All of the data below must be repeated exactly.

━━━ Information shown ━━━

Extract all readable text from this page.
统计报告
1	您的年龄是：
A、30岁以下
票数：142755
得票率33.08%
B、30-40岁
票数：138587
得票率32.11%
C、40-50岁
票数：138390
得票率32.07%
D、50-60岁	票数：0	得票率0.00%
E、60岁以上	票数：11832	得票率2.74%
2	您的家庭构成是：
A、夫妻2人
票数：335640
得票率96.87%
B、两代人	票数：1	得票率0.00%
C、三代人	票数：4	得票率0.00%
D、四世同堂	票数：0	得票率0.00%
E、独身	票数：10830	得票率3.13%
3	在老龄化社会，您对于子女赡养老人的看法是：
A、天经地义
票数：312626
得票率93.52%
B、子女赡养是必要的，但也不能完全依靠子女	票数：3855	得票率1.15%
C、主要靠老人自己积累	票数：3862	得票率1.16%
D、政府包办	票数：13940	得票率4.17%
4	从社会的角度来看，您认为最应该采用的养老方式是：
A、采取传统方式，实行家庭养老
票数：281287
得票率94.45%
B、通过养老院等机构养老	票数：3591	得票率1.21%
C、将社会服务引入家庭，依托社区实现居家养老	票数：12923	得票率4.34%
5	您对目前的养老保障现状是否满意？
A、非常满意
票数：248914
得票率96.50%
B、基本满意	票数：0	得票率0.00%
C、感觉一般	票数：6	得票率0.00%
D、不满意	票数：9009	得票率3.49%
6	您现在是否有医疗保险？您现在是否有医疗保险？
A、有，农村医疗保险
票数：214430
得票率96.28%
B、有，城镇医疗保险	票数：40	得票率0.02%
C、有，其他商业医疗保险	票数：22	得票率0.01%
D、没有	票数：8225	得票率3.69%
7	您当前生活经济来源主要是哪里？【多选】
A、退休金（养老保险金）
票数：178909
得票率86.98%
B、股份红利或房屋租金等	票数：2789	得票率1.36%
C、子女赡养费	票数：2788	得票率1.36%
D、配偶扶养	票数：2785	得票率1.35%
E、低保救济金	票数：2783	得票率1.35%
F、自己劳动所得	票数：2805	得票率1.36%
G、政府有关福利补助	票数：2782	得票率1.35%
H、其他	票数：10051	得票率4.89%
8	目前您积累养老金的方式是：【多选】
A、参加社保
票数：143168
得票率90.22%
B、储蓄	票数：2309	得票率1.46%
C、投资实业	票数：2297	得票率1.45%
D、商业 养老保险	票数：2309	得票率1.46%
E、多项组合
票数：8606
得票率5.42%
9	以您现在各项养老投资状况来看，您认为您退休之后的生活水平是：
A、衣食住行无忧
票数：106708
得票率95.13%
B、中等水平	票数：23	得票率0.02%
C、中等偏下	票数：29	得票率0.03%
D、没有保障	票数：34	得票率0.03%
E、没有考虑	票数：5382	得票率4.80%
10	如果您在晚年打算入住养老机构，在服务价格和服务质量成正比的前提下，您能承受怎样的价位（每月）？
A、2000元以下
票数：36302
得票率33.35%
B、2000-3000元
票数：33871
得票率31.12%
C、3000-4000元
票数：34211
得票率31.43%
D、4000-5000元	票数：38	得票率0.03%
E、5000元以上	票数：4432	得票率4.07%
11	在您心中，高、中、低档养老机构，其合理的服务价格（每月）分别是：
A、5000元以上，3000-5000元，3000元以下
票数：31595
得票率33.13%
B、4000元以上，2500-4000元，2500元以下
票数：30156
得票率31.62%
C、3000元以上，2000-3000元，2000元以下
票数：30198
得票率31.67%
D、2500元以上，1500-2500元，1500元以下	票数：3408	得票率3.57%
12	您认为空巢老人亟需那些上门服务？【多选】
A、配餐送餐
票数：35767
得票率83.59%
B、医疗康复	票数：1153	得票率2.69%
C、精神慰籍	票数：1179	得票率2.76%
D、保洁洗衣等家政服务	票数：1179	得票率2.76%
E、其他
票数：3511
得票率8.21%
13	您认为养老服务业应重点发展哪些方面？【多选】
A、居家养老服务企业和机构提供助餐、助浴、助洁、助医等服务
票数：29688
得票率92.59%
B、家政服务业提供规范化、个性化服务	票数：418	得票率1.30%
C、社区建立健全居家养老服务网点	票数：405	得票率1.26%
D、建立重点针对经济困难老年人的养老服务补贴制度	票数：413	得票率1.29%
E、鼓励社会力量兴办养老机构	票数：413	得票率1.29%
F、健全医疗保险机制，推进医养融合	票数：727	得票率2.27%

━━━

Finished task:
Extract all readable text from this page.
统计报告
1	您的年龄是：
A、30岁以下
票数：142755
得票率33.08%
B、30-40岁
票数：138587
得票率32.11%
C、40-50岁
票数：138390
得票率32.07%
D、50-60岁	票数：0	得票率0.00%
E、60岁以上	票数：11832	得票率2.74%
2	您的家庭构成是：
A、夫妻2人
票数：335640
得票率96.87%
B、两代人	票数：1	得票率0.00%
C、三代人	票数：4	得票率0.00%
D、四世同堂	票数：0	得票率0.00%
E、独身	票数：10830	得票率3.13%
3	在老龄化社会，您对于子女赡养老人的看法是：
A、天经地义
票数：312626
得票率93.52%
B、子女赡养是必要的，但也不能完全依靠子女	票数：3855	得票率1.15%
C、主要靠老人自己积累	票数：3862	得票率1.16%
D、政府包办	票数：13940	得票率4.17%
4	从社会的角度来看，您认为最应该采用的养老方式是：
A、采取传统方式，实行家庭养老
票数：281287
得票率94.45%
B、通过养老院等机构养老	票数：3591	得票率1.21%
C、将社会服务引入家庭，依托社区实现居家养老	票数：12923	得票率4.34%
5	您对目前的养老保障现状是否满意？
A、非常满意
票数：248914
得票率96.50%
B、基本满意	票数：0	得票率0.00%
C、感觉一般	票数：6	得票率0.00%
D、不满意	票数：9009	得票率3.49%
6	您现在是否有医疗保险？您现在是否有医疗保险？
A、有，农村医疗保险
票数：214430
得票率96.28%
B、有，城镇医疗保险	票数：40	得票率0.02%
C、有，其他商业医疗保险	票数：22	得票率0.01%
D、没有	票数：8225	得票率3.69%
7	您当前生活经济来源主要是哪里？【多选】
A、退休金（养老保险金）
票数：178909
得票率86.98%
B、股份红利或房屋租金等	票数：2789	得票率1.36%
C、子女赡养费	票数：2788	得票率1.36%
D、配偶扶养	票数：2785	得票率1.35%
E、低保救济金	票数：2783	得票率1.35%
F、自己劳动所得	票数：2805	得票率1.36%
G、政府有关福利补助	票数：2782	得票率1.35%
H、其他	票数：10051	得票率4.89%
8	目前您积累养老金的方式是：【多选】
A、参加社保
票数：143168
得票率90.22%
B、储蓄	票数：2309	得票率1.46%
C、投资实业	票数：2297	得票率1.45%
D、商业 养老保险	票数：2309	得票率1.46%
E、多项组合
票数：8606
得票率5.42%
9	以您现在各项养老投资状况来看，您认为您退休之后的生活水平是：
A、衣食住行无忧
票数：106708
得票率95.13%
B、中等水平	票数：23	得票率0.02%
C、中等偏下	票数：29	得票率0.03%
D、没有保障	票数：34	得票率0.03%
E、没有考虑	票数：5382	得票率4.80%
10	如果您在晚年打算入住养老机构，在服务价格和服务质量成正比的前提下，您能承受怎样的价位（每月）？
A、2000元以下
票数：36302
得票率33.35%
B、2000-3000元
票数：33871
得票率31.12%
C、3000-4000元
票数：34211
得票率31.43%
D、4000-5000元	票数：38	得票率0.03%
E、5000元以上	票数：4432	得票率4.07%
11	在您心中，高、中、低档养老机构，其合理的服务价格（每月）分别是：
A、5000元以上，3000-5000元，3000元以下
票数：31595
得票率33.13%
B、4000元以上，2500-4000元，2500元以下
票数：30156
得票率31.62%
C、3000元以上，2000-3000元，2000元以下
票数：30198
得票率31.67%
D、2500元以上，1500-2500元，1500元以下	票数：3408	得票率3.57%
12	您认为空巢老人亟需那些上门服务？【多选】
A、配餐送餐
票数：35767
得票率83.59%
B、医疗康复	票数：1153	得票率2.69%
C、精神慰籍	票数：1179	得票率2.76%
D、保洁洗衣等家政服务	票数：1179	得票率2.76%
E、其他
票数：3511
得票率8.21%
13	您认为养老服务业应重点发展哪些方面？【多选】
A、居家养老服务企业和机构提供助餐、助浴、助洁、助医等服务
票数：29688
得票率92.59%
B、家政服务业提供规范化、个性化服务	票数：418	得票率1.30%
C、社区建立健全居家养老服务网点	票数：405	得票率1.26%
D、建立重点针对经济困难老年人的养老服务补贴制度	票数：413	得票率1.29%
E、鼓励社会力量兴办养老机构	票数：413	得票率1.29%
F、健全医疗保险机制，推进医养融合	票数：727	得票率2.27%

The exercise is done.